Where a line in the listing below contains the word "Oostlaan", copy that line.

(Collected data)
----------------

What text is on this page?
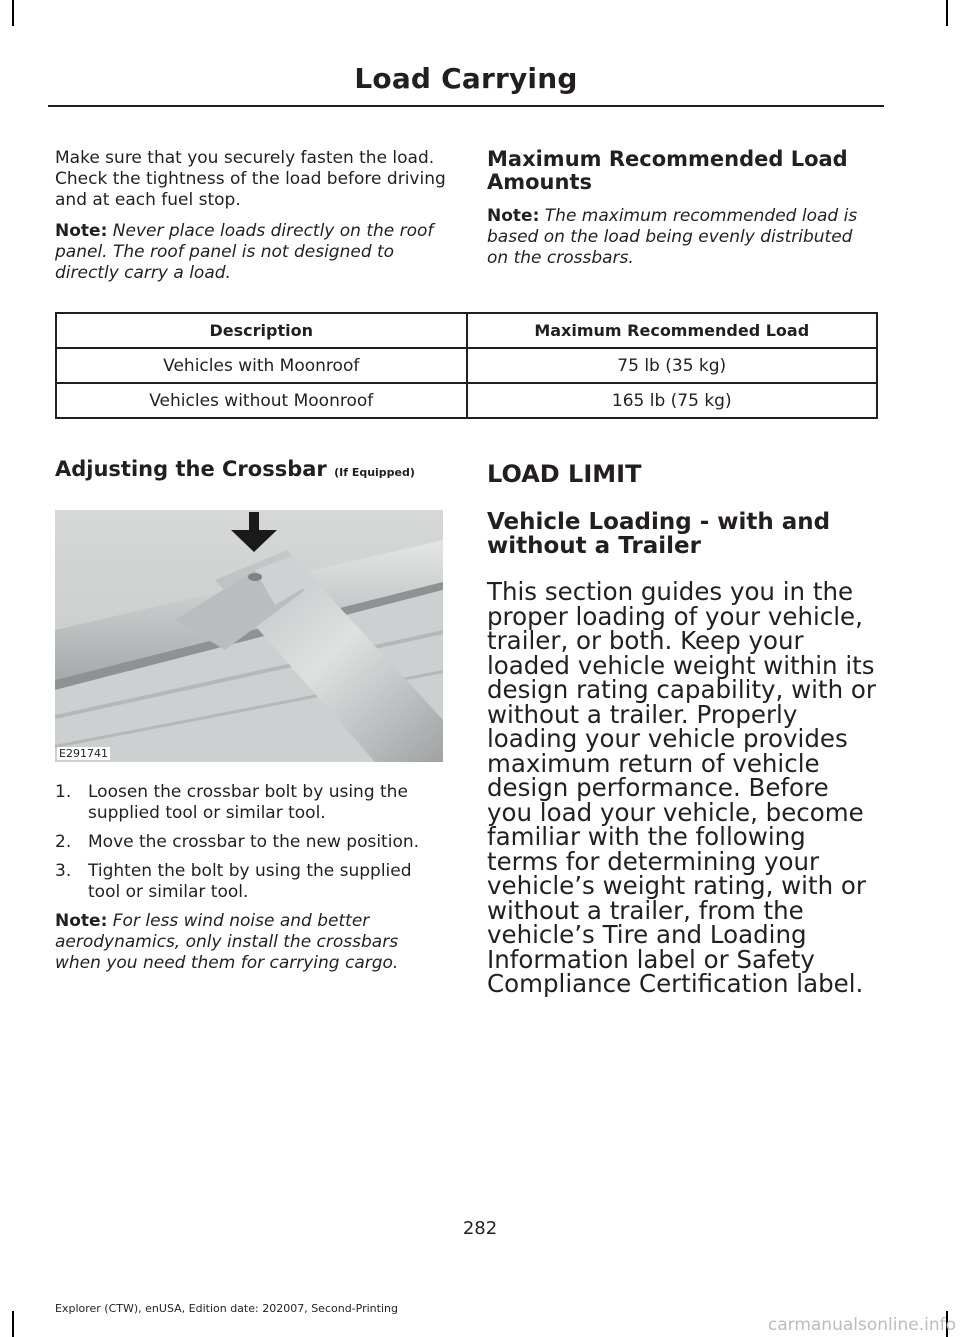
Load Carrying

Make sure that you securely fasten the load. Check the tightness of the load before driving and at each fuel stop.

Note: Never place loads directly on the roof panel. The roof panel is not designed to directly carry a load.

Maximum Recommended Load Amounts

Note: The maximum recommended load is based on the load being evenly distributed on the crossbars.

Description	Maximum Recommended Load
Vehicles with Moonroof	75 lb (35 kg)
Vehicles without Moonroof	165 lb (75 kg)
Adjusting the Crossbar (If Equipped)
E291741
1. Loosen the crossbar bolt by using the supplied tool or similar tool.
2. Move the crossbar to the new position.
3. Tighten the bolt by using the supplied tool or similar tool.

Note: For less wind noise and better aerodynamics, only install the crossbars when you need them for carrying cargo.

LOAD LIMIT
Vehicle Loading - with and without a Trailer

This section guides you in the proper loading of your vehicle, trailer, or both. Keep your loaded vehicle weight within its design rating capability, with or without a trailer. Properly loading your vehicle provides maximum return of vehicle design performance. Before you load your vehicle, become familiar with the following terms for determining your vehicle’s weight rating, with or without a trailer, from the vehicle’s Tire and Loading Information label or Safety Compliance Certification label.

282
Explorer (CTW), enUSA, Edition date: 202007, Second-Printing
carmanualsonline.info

----------------

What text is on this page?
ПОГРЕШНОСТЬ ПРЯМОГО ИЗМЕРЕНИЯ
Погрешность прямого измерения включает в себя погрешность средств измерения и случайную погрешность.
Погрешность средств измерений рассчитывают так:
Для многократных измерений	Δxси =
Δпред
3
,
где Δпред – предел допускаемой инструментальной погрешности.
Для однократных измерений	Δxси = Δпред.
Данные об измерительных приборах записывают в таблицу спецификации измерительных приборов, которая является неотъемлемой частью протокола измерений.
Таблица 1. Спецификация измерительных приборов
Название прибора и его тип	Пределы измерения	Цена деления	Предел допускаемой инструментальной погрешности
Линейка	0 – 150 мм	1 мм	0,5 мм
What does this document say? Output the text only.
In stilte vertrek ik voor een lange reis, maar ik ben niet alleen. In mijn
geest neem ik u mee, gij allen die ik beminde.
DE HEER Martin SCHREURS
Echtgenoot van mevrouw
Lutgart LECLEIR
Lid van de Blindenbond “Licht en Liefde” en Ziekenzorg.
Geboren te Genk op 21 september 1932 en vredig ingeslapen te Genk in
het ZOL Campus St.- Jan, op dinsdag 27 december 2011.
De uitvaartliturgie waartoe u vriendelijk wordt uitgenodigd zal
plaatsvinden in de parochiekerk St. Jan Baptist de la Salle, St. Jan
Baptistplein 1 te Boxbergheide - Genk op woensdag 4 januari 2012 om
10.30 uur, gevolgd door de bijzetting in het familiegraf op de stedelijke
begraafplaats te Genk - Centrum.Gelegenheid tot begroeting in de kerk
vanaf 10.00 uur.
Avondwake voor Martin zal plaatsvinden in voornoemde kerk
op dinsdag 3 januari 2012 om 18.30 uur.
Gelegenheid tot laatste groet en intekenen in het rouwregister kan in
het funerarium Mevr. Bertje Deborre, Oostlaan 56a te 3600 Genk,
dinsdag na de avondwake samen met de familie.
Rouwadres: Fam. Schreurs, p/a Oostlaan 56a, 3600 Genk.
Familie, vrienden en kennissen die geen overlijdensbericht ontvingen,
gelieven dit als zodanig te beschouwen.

----------------

__TASK RESULT__
het funerarium Mevr. Bertje Deborre, Oostlaan 56a te 3600 Genk,
Rouwadres: Fam. Schreurs, p/a Oostlaan 56a, 3600 Genk.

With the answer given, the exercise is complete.